■ **PROMPT**
Under this task are some entries; return every one of them exactly.

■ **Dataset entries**
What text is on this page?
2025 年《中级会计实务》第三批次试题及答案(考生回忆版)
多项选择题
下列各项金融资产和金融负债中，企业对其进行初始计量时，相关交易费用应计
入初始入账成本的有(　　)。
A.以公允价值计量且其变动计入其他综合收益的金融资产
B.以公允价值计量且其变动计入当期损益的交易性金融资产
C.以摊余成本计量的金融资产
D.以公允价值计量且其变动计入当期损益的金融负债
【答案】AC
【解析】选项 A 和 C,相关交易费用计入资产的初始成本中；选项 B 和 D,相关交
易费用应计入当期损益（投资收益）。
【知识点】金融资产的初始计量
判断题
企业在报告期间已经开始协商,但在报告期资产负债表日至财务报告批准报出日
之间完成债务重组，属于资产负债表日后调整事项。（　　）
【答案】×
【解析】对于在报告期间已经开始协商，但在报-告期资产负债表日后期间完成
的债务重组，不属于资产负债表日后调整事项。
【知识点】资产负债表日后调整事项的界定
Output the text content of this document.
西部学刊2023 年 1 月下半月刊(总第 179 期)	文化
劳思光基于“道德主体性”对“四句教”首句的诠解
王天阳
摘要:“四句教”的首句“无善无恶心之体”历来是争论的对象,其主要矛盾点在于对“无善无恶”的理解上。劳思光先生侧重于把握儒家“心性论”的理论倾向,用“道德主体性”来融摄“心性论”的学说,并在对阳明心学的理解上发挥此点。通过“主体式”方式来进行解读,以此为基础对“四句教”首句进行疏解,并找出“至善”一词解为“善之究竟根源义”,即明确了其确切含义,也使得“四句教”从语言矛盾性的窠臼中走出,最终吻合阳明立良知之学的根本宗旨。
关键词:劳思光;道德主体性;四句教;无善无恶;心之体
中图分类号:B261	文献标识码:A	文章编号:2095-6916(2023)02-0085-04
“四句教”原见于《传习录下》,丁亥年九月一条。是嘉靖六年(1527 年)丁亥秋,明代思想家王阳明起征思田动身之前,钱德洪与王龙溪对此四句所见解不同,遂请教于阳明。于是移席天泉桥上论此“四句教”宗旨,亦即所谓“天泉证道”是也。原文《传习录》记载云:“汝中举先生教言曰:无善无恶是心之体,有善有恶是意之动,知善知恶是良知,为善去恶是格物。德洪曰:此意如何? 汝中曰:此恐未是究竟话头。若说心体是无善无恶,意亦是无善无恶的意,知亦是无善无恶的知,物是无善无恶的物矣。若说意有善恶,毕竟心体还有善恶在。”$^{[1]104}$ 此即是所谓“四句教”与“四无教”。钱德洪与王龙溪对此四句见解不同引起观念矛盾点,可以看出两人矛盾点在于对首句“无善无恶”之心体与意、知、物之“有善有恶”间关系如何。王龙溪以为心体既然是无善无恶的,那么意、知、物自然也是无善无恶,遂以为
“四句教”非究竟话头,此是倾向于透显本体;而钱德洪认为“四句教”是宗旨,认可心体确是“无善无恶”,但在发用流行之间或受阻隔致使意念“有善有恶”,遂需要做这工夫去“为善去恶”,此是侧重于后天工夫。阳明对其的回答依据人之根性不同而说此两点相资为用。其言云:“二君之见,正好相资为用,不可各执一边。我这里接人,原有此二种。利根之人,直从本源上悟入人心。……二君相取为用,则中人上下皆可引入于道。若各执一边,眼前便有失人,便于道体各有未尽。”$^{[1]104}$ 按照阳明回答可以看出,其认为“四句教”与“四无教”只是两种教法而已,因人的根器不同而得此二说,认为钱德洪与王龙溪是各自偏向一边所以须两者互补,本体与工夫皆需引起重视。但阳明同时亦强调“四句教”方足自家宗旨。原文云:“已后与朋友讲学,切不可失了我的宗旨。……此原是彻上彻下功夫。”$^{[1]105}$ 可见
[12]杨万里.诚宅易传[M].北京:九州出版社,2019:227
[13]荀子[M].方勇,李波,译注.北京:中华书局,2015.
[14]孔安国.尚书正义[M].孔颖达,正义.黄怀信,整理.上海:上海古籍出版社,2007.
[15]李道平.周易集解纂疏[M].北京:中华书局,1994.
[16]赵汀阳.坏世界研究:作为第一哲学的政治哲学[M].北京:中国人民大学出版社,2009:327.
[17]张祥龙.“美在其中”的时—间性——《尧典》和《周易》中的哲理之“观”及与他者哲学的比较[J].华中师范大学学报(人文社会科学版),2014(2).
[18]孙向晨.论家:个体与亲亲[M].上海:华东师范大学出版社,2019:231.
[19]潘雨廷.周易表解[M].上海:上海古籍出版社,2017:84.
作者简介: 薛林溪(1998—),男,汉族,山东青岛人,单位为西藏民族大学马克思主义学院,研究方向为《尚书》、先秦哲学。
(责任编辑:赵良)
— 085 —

■ **ANSWER TO THE TASK**
What text is on this page?
2025 年《中级会计实务》第三批次试题及答案(考生回忆版)
多项选择题
下列各项金融资产和金融负债中，企业对其进行初始计量时，相关交易费用应计
入初始入账成本的有(　　)。
A.以公允价值计量且其变动计入其他综合收益的金融资产
B.以公允价值计量且其变动计入当期损益的交易性金融资产
C.以摊余成本计量的金融资产
D.以公允价值计量且其变动计入当期损益的金融负债
【答案】AC
【解析】选项 A 和 C,相关交易费用计入资产的初始成本中；选项 B 和 D,相关交
易费用应计入当期损益（投资收益）。
【知识点】金融资产的初始计量
判断题
企业在报告期间已经开始协商,但在报告期资产负债表日至财务报告批准报出日
之间完成债务重组，属于资产负债表日后调整事项。（　　）
【答案】×
【解析】对于在报告期间已经开始协商，但在报-告期资产负债表日后期间完成
的债务重组，不属于资产负债表日后调整事项。
【知识点】资产负债表日后调整事项的界定
Output the text content of this document.
西部学刊2023 年 1 月下半月刊(总第 179 期)	文化
劳思光基于“道德主体性”对“四句教”首句的诠解
王天阳
摘要:“四句教”的首句“无善无恶心之体”历来是争论的对象,其主要矛盾点在于对“无善无恶”的理解上。劳思光先生侧重于把握儒家“心性论”的理论倾向,用“道德主体性”来融摄“心性论”的学说,并在对阳明心学的理解上发挥此点。通过“主体式”方式来进行解读,以此为基础对“四句教”首句进行疏解,并找出“至善”一词解为“善之究竟根源义”,即明确了其确切含义,也使得“四句教”从语言矛盾性的窠臼中走出,最终吻合阳明立良知之学的根本宗旨。
关键词:劳思光;道德主体性;四句教;无善无恶;心之体
中图分类号:B261	文献标识码:A	文章编号:2095-6916(2023)02-0085-04
“四句教”原见于《传习录下》,丁亥年九月一条。是嘉靖六年(1527 年)丁亥秋,明代思想家王阳明起征思田动身之前,钱德洪与王龙溪对此四句所见解不同,遂请教于阳明。于是移席天泉桥上论此“四句教”宗旨,亦即所谓“天泉证道”是也。原文《传习录》记载云:“汝中举先生教言曰:无善无恶是心之体,有善有恶是意之动,知善知恶是良知,为善去恶是格物。德洪曰:此意如何? 汝中曰:此恐未是究竟话头。若说心体是无善无恶,意亦是无善无恶的意,知亦是无善无恶的知,物是无善无恶的物矣。若说意有善恶,毕竟心体还有善恶在。”$^{[1]104}$ 此即是所谓“四句教”与“四无教”。钱德洪与王龙溪对此四句见解不同引起观念矛盾点,可以看出两人矛盾点在于对首句“无善无恶”之心体与意、知、物之“有善有恶”间关系如何。王龙溪以为心体既然是无善无恶的,那么意、知、物自然也是无善无恶,遂以为
“四句教”非究竟话头,此是倾向于透显本体;而钱德洪认为“四句教”是宗旨,认可心体确是“无善无恶”,但在发用流行之间或受阻隔致使意念“有善有恶”,遂需要做这工夫去“为善去恶”,此是侧重于后天工夫。阳明对其的回答依据人之根性不同而说此两点相资为用。其言云:“二君之见,正好相资为用,不可各执一边。我这里接人,原有此二种。利根之人,直从本源上悟入人心。……二君相取为用,则中人上下皆可引入于道。若各执一边,眼前便有失人,便于道体各有未尽。”$^{[1]104}$ 按照阳明回答可以看出,其认为“四句教”与“四无教”只是两种教法而已,因人的根器不同而得此二说,认为钱德洪与王龙溪是各自偏向一边所以须两者互补,本体与工夫皆需引起重视。但阳明同时亦强调“四句教”方足自家宗旨。原文云:“已后与朋友讲学,切不可失了我的宗旨。……此原是彻上彻下功夫。”$^{[1]105}$ 可见
[12]杨万里.诚宅易传[M].北京:九州出版社,2019:227
[13]荀子[M].方勇,李波,译注.北京:中华书局,2015.
[14]孔安国.尚书正义[M].孔颖达,正义.黄怀信,整理.上海:上海古籍出版社,2007.
[15]李道平.周易集解纂疏[M].北京:中华书局,1994.
[16]赵汀阳.坏世界研究:作为第一哲学的政治哲学[M].北京:中国人民大学出版社,2009:327.
[17]张祥龙.“美在其中”的时—间性——《尧典》和《周易》中的哲理之“观”及与他者哲学的比较[J].华中师范大学学报(人文社会科学版),2014(2).
[18]孙向晨.论家:个体与亲亲[M].上海:华东师范大学出版社,2019:231.
[19]潘雨廷.周易表解[M].上海:上海古籍出版社,2017:84.
作者简介: 薛林溪(1998—),男,汉族,山东青岛人,单位为西藏民族大学马克思主义学院,研究方向为《尚书》、先秦哲学。
(责任编辑:赵良)
— 085 —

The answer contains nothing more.